What the exercise asks: Below are some entries. Work out how many of their lines hold the word "Depósito", and write that number alone.

A run of records:
————————
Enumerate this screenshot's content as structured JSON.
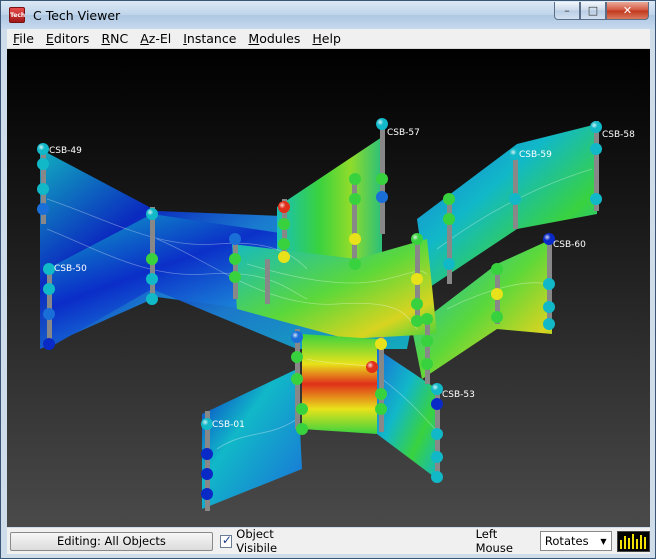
{
  "window": {
    "title": "C Tech Viewer",
    "icon_label": "Tech",
    "buttons": {
      "minimize": "–",
      "maximize": "□",
      "close": "✕"
    }
  },
  "menu": [
    "File",
    "Editors",
    "RNC",
    "Az-El",
    "Instance",
    "Modules",
    "Help"
  ],
  "menu_hotkeys": [
    "F",
    "E",
    "R",
    "A",
    "I",
    "M",
    "H"
  ],
  "viewport": {
    "labels": [
      "CSB-49",
      "CSB-57",
      "CSB-58",
      "CSB-59",
      "CSB-60",
      "CSB-50",
      "CSB-53",
      "CSB-01"
    ],
    "colors": {
      "blue": "#0a2ac8",
      "cyan": "#11b8c8",
      "green": "#39d23f",
      "yellow": "#e8e21a",
      "red": "#e0301a"
    }
  },
  "status": {
    "editing_label": "Editing: All Objects",
    "object_visible_label": "Object Visibile",
    "object_visible_checked": true,
    "left_mouse_label": "Left Mouse",
    "left_mouse_mode": "Rotates"
  }
}
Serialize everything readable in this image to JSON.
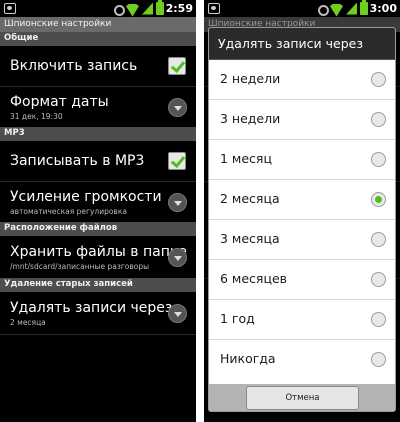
{
  "left": {
    "status_time": "2:59",
    "title": "Шпионские настройки",
    "sections": {
      "general": "Общие",
      "mp3": "MP3",
      "location": "Расположение файлов",
      "delete_old": "Удаление старых записей"
    },
    "items": {
      "enable_record": {
        "title": "Включить запись"
      },
      "date_format": {
        "title": "Формат даты",
        "summary": "31 дек, 19:30"
      },
      "record_mp3": {
        "title": "Записывать в MP3"
      },
      "volume_boost": {
        "title": "Усиление громкости",
        "summary": "автоматическая регулировка"
      },
      "store_folder": {
        "title": "Хранить файлы в папке",
        "summary": "/mnt/sdcard/записанные разговоры"
      },
      "delete_after": {
        "title": "Удалять записи через",
        "summary": "2 месяца"
      }
    },
    "checkbox_checked_color": "#4cc11a"
  },
  "right": {
    "status_time": "3:00",
    "title": "Шпионские настройки",
    "dialog": {
      "title": "Удалять записи через",
      "options": [
        "2 недели",
        "3 недели",
        "1 месяц",
        "2 месяца",
        "3 месяца",
        "6 месяцев",
        "1 год",
        "Никогда"
      ],
      "selected": "2 месяца",
      "cancel_label": "Отмена"
    }
  }
}
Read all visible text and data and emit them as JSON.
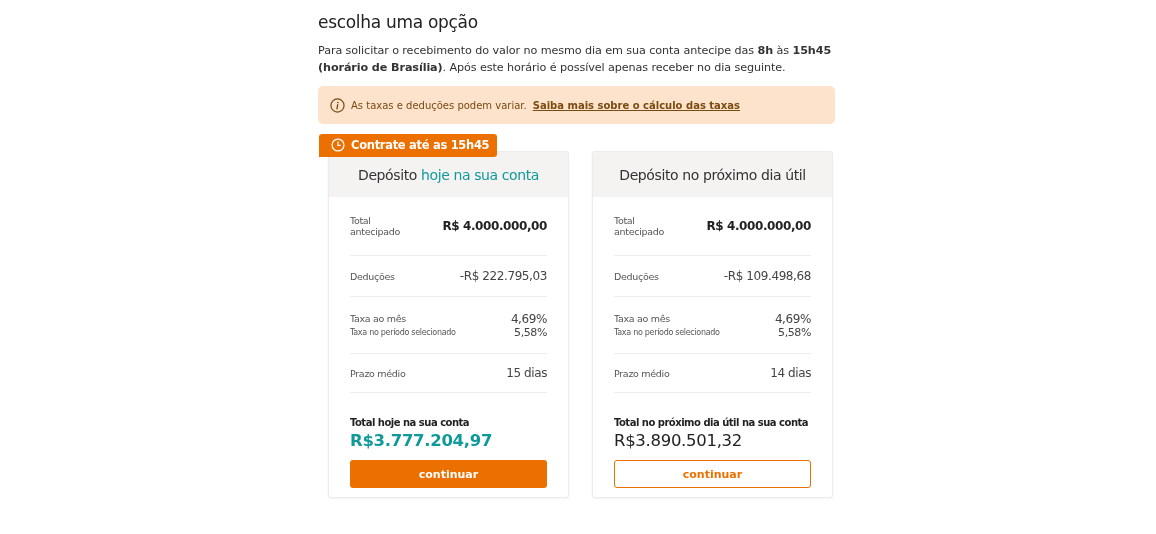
{
  "heading": "escolha uma opção",
  "intro": "Para solicitar o recebimento do valor no mesmo dia em sua conta antecipe das **8h** às **15h45 (horário de Brasília)**. Após este horário é possível apenas receber no dia seguinte.",
  "notice": {
    "text": "As taxas e deduções podem variar.",
    "link": "Saiba mais sobre o cálculo das taxas"
  },
  "options": [
    {
      "badge": "Contrate até as 15h45",
      "title": "Depósito",
      "title_highlight": "hoje na sua conta",
      "groups": [
        {
          "items": [
            {
              "label": "Total antecipado",
              "value": "R$ 4.000.000,00",
              "kind": "strong"
            }
          ]
        },
        {
          "items": [
            {
              "label": "Deduções",
              "value": "-R$ 222.795,03",
              "kind": "plain"
            }
          ]
        },
        {
          "items": [
            {
              "label": "Taxa ao mês",
              "value": "4,69%",
              "kind": "plain"
            },
            {
              "label": "Taxa no período selecionado",
              "value": "5,58%",
              "kind": "small"
            }
          ]
        },
        {
          "items": [
            {
              "label": "Prazo médio",
              "value": "15 dias",
              "kind": "plain"
            }
          ]
        }
      ],
      "total_label": "Total hoje na sua conta",
      "total": "R$3.777.204,97",
      "highlight": true,
      "button": {
        "label": "continuar",
        "kind": "primary"
      }
    },
    {
      "title": "Depósito no próximo dia útil",
      "groups": [
        {
          "items": [
            {
              "label": "Total antecipado",
              "value": "R$ 4.000.000,00",
              "kind": "strong"
            }
          ]
        },
        {
          "items": [
            {
              "label": "Deduções",
              "value": "-R$ 109.498,68",
              "kind": "plain"
            }
          ]
        },
        {
          "items": [
            {
              "label": "Taxa ao mês",
              "value": "4,69%",
              "kind": "plain"
            },
            {
              "label": "Taxa no período selecionado",
              "value": "5,58%",
              "kind": "small"
            }
          ]
        },
        {
          "items": [
            {
              "label": "Prazo médio",
              "value": "14 dias",
              "kind": "plain"
            }
          ]
        }
      ],
      "total_label": "Total no próximo dia útil na sua conta",
      "total": "R$3.890.501,32",
      "highlight": false,
      "button": {
        "label": "continuar",
        "kind": "outline"
      }
    }
  ]
}
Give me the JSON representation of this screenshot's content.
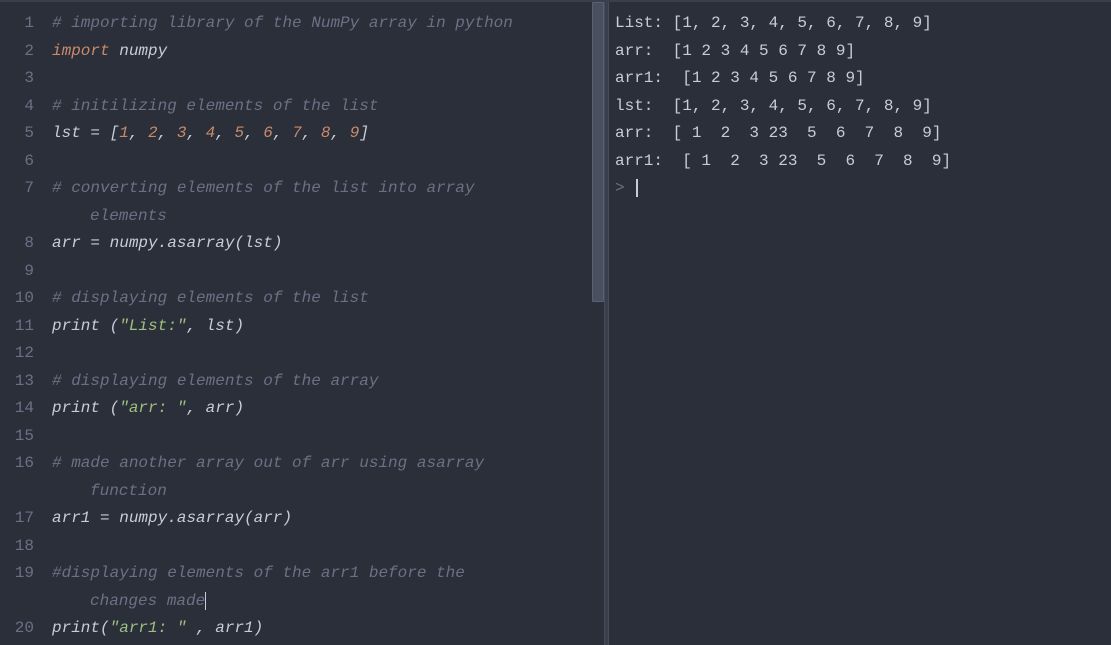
————————
Full response: 2